Read the listing and extract each line that includes the word "maximal".

--*--

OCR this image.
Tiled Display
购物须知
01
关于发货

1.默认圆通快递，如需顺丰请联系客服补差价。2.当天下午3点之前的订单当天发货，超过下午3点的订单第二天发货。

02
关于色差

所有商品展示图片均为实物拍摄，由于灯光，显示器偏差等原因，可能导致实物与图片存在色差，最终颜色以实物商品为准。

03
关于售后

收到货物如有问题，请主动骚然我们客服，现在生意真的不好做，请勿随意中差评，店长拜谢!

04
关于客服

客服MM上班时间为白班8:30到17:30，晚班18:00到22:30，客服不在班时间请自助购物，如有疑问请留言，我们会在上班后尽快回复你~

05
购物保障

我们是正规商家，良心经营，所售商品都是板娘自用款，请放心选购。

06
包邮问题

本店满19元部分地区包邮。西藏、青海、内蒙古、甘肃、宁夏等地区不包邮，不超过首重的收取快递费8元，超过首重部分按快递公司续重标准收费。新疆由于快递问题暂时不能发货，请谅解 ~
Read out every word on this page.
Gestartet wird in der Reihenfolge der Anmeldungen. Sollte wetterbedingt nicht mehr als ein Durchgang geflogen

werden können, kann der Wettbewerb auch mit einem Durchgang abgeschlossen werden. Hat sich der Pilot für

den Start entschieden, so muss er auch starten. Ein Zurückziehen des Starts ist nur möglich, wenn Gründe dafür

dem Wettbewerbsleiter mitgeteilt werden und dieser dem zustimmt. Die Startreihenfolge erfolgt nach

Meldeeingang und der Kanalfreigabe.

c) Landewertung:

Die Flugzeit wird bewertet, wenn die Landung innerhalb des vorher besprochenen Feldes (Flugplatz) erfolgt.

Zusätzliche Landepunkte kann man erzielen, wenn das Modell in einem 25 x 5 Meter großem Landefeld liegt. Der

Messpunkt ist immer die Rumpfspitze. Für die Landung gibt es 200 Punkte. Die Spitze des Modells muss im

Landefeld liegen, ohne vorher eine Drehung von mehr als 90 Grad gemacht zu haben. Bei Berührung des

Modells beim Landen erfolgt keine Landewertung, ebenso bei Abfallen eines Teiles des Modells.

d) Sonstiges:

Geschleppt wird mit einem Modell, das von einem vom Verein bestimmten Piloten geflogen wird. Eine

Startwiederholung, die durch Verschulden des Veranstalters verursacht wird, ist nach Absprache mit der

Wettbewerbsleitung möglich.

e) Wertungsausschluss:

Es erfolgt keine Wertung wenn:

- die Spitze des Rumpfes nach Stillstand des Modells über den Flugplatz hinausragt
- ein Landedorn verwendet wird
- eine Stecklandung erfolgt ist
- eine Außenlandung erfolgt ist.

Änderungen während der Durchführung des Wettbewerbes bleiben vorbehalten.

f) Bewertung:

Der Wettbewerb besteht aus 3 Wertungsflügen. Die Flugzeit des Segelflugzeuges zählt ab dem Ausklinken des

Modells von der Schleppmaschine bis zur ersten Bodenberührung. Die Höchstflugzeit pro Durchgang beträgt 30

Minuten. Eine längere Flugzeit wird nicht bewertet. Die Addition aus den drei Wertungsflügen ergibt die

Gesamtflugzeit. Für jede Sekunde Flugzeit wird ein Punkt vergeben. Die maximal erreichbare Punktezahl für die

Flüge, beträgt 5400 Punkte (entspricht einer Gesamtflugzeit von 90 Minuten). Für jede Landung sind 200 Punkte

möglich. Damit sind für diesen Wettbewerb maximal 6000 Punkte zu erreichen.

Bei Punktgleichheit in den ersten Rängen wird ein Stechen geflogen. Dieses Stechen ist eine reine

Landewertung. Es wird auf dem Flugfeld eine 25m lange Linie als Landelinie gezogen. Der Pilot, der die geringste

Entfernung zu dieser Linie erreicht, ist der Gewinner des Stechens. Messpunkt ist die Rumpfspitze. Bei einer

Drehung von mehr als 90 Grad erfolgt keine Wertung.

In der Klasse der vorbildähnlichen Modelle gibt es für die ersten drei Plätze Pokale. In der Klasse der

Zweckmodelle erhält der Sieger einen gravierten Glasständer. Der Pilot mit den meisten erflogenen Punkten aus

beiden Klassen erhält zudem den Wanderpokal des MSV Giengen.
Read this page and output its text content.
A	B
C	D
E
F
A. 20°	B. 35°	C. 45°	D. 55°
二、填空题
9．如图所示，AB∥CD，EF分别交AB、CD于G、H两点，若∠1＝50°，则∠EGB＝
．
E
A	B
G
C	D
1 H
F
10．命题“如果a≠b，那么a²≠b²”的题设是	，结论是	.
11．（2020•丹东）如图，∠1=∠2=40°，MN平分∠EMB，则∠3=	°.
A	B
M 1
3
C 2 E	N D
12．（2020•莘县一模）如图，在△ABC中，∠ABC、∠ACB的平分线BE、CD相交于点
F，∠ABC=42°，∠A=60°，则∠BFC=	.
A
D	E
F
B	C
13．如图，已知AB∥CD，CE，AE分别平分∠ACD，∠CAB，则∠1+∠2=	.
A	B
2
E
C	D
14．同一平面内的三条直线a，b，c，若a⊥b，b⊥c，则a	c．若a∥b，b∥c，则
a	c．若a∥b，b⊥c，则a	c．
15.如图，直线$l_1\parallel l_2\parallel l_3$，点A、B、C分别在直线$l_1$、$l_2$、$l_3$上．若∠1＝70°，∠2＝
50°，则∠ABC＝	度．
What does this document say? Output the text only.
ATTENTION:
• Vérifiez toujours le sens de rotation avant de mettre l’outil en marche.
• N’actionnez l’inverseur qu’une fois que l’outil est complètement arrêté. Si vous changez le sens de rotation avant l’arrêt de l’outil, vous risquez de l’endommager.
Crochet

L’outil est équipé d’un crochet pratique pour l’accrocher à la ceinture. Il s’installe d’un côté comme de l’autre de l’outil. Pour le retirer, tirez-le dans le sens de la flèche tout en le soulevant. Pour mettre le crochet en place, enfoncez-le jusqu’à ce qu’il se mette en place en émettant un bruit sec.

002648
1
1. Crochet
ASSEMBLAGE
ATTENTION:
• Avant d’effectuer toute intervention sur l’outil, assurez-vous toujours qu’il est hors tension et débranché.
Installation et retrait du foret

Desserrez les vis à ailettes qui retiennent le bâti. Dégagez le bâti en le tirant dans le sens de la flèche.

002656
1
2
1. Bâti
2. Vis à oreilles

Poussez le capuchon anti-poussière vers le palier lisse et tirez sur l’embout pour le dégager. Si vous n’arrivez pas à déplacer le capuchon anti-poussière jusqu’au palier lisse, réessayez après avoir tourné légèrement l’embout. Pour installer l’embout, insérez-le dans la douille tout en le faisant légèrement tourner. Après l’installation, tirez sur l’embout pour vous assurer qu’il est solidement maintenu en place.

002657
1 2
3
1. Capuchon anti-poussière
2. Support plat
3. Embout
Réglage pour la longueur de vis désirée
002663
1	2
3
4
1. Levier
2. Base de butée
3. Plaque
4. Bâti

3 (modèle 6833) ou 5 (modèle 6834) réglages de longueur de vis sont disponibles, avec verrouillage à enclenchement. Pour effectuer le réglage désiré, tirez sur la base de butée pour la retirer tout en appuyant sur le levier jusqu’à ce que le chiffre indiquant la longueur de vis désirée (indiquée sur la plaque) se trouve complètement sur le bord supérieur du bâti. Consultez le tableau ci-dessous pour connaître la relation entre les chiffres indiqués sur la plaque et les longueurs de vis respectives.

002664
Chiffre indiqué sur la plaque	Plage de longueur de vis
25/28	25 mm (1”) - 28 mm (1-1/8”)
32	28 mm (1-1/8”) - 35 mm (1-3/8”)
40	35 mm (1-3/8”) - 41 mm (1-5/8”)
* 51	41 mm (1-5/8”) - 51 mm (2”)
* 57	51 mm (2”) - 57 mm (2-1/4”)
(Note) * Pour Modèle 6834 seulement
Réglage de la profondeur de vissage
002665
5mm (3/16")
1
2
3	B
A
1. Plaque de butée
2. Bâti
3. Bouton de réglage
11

--*--

▸ Reply
Gesamtflugzeit. Für jede Sekunde Flugzeit wird ein Punkt vergeben. Die maximal erreichbare Punktezahl für die
möglich. Damit sind für diesen Wettbewerb maximal 6000 Punkte zu erreichen.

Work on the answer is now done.